Set task =
Search the material below for the word "text". Copy every line that has it.

--------------------------------------------------

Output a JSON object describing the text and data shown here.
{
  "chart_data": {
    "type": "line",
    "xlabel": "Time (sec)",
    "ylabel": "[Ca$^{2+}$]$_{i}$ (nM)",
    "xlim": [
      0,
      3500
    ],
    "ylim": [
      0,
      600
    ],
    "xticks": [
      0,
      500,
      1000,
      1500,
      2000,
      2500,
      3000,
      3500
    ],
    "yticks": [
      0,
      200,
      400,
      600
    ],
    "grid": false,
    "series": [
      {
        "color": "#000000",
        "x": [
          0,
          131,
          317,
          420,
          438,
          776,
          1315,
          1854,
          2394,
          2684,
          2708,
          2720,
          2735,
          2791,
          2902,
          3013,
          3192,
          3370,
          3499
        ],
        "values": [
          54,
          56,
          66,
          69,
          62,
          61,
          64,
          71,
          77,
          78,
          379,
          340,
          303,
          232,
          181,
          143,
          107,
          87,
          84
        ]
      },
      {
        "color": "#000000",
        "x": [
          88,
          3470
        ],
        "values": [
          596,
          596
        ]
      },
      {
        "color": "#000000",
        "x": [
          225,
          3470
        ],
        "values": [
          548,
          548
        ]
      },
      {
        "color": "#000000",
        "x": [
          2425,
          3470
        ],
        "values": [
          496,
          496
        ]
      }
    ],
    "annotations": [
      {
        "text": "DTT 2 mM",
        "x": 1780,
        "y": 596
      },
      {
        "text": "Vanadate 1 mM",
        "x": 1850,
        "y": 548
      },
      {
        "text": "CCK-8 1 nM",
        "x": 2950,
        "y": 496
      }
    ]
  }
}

--------------------------------------------------

Right answer =
Output a JSON object describing the text and data shown here.
        "text": "DTT 2 mM",
        "text": "Vanadate 1 mM",
        "text": "CCK-8 1 nM",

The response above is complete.